● Problem details: In the passage on antiparasitic drugs and nematophagous fungi, what inhibitory effect did albendazole have on P. variotii at 0.08mg.mL–1, compared with the control group?
:: Passage to read ::
Identical lowercase letters a–c denote no significant difference, and different letters denote a statistically significant difference (P<0.05; n=3).

At the concentration of 0.08mg.mL–1 and when compared with the control group, ivermectin had an inhibitory effect of 38% when tested in P. variotii, of 62.7% in P. fumosoroseus and of 11.1% in P. lilacinus. Also when compared with the control group and at the same concentration albendazole had an inhibitory effect of 78.8% in P. variotii, of 64.6% in P. fumosoroseus and of 60.4% in P. lilacinus. However, the drugs at a concentration of 0.16mg.mL–1 showed inhibition of all fungal growth during the seven days of the study, compared to the control where the growth of the organism occurred.

4 Discussion

Combined use of chemical and biological control methods may be a viable strategy for livestock health, in reducing costs, in low resistance, in low toxicity and in a better management, in addition for reducing residues in animal origin products as well into the environment (Soares and Monteiro, 2011). However, there are no available studies reporting an evaluation of the alterations that can cause the use of combine antiparasitic drugs with this biological control method in different nematophagous fungus development variables.
:::
:: The data ::
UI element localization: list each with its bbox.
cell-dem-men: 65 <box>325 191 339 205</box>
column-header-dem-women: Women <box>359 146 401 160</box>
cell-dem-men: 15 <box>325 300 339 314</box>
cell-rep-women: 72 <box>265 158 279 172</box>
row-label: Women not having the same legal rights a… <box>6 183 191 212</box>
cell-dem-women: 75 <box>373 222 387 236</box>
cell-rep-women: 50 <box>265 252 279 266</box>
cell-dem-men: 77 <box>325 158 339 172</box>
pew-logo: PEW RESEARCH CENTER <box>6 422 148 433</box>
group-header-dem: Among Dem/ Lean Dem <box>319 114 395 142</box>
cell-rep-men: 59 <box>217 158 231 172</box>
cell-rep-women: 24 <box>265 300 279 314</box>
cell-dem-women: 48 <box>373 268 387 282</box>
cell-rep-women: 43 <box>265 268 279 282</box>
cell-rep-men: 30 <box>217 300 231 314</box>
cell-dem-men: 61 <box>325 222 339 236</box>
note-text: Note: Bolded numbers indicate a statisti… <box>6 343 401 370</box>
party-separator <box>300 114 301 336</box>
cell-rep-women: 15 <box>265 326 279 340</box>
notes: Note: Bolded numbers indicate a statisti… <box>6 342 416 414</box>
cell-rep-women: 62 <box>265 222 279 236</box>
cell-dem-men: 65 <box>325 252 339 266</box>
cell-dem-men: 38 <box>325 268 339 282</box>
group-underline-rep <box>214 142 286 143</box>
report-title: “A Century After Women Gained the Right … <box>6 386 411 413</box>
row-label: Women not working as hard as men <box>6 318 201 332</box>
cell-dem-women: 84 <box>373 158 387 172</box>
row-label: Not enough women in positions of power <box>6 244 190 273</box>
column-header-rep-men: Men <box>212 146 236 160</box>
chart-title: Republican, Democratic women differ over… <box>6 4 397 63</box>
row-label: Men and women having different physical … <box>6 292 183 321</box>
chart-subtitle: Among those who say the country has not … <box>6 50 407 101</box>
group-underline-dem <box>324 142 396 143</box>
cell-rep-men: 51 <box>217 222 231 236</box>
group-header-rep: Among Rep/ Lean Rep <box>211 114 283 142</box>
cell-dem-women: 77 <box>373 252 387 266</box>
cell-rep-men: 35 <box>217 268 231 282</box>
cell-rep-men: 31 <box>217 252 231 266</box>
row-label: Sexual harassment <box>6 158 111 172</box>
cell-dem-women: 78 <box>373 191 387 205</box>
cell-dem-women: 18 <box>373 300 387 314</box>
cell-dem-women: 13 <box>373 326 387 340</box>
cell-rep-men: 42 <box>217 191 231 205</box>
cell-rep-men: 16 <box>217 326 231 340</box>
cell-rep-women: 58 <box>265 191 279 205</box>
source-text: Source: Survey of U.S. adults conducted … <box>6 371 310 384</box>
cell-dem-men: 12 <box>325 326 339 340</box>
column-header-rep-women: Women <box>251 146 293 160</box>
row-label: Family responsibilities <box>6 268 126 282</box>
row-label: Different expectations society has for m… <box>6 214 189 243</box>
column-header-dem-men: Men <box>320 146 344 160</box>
:::
● Answer to the exercise: 78.8%